**TASK DESCRIPTION**:
In the entries below, find the lines with the word "letter" and copy them.
>> Begin
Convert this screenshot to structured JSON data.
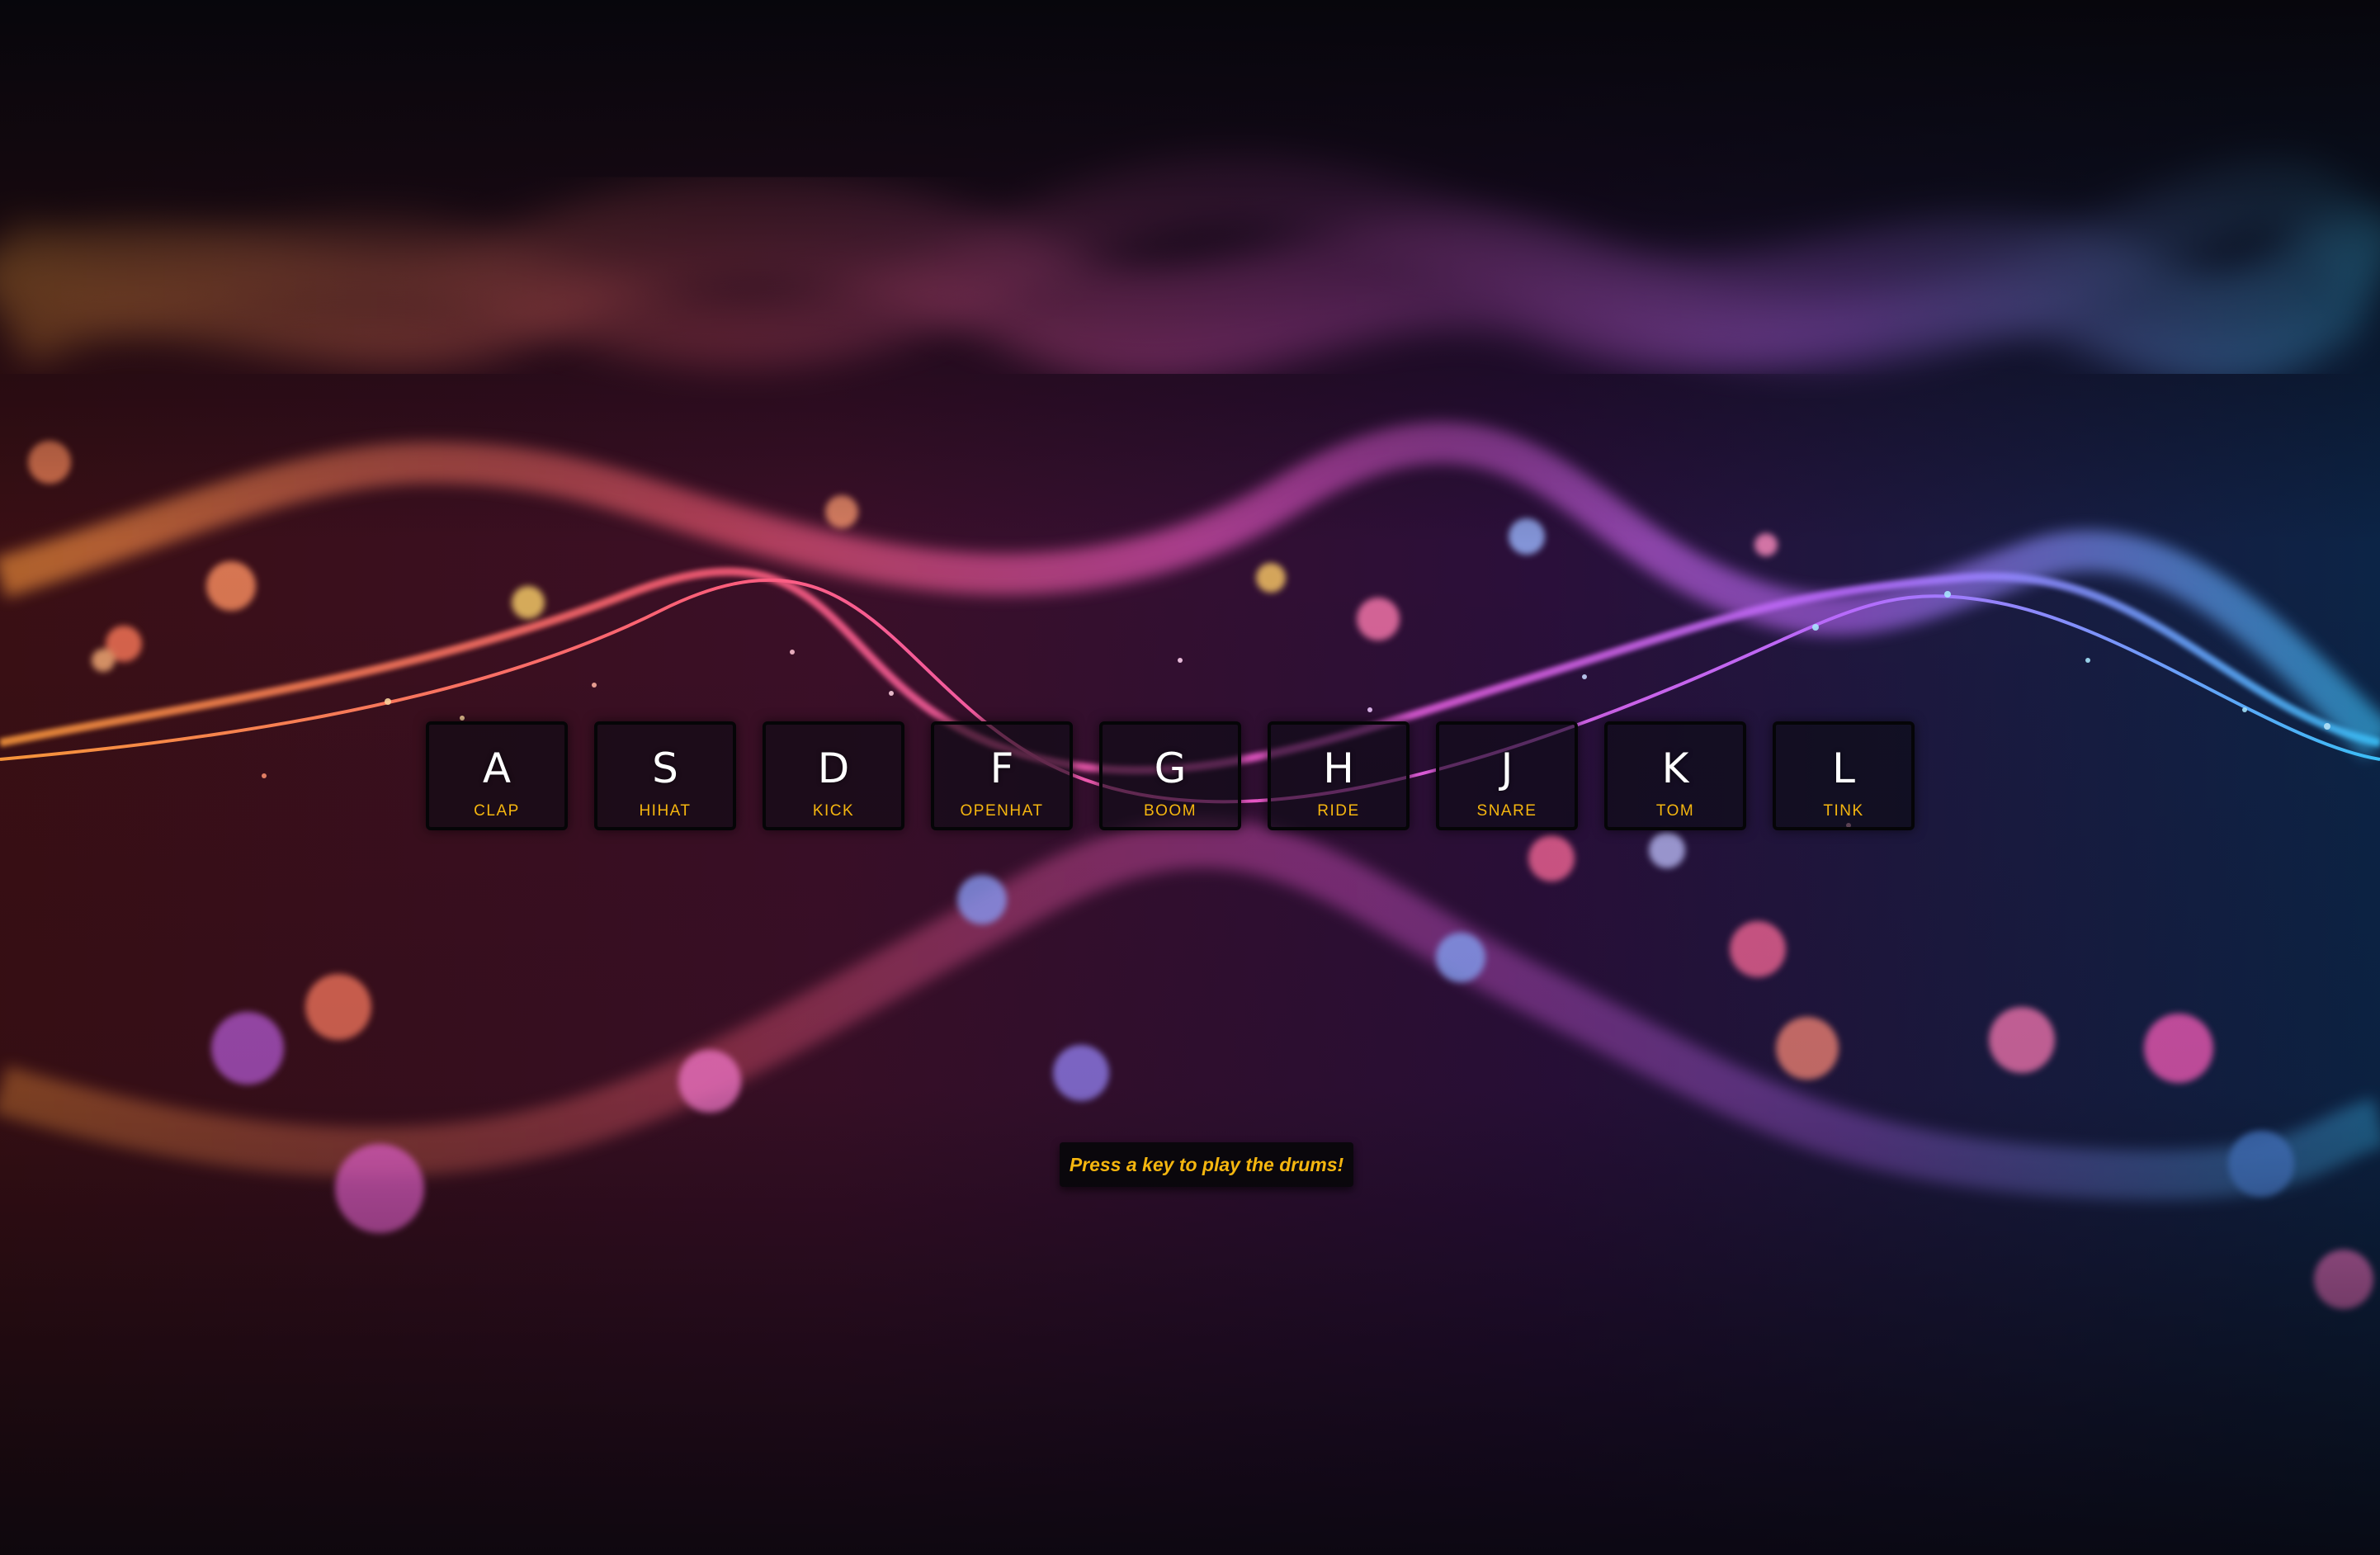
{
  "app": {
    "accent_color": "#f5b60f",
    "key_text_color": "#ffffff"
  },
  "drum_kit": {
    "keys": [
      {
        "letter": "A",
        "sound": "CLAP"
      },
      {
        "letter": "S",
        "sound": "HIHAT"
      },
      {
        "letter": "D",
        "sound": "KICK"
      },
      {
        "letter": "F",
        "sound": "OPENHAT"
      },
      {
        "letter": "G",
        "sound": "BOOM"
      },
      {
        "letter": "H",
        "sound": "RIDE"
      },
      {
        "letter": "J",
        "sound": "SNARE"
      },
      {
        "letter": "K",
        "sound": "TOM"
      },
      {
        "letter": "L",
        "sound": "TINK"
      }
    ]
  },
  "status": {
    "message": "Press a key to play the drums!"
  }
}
>> End
**EXERCISE OUTPUT**:
        "letter": "A",
        "letter": "S",
        "letter": "D",
        "letter": "F",
        "letter": "G",
        "letter": "H",
        "letter": "J",
        "letter": "K",
        "letter": "L",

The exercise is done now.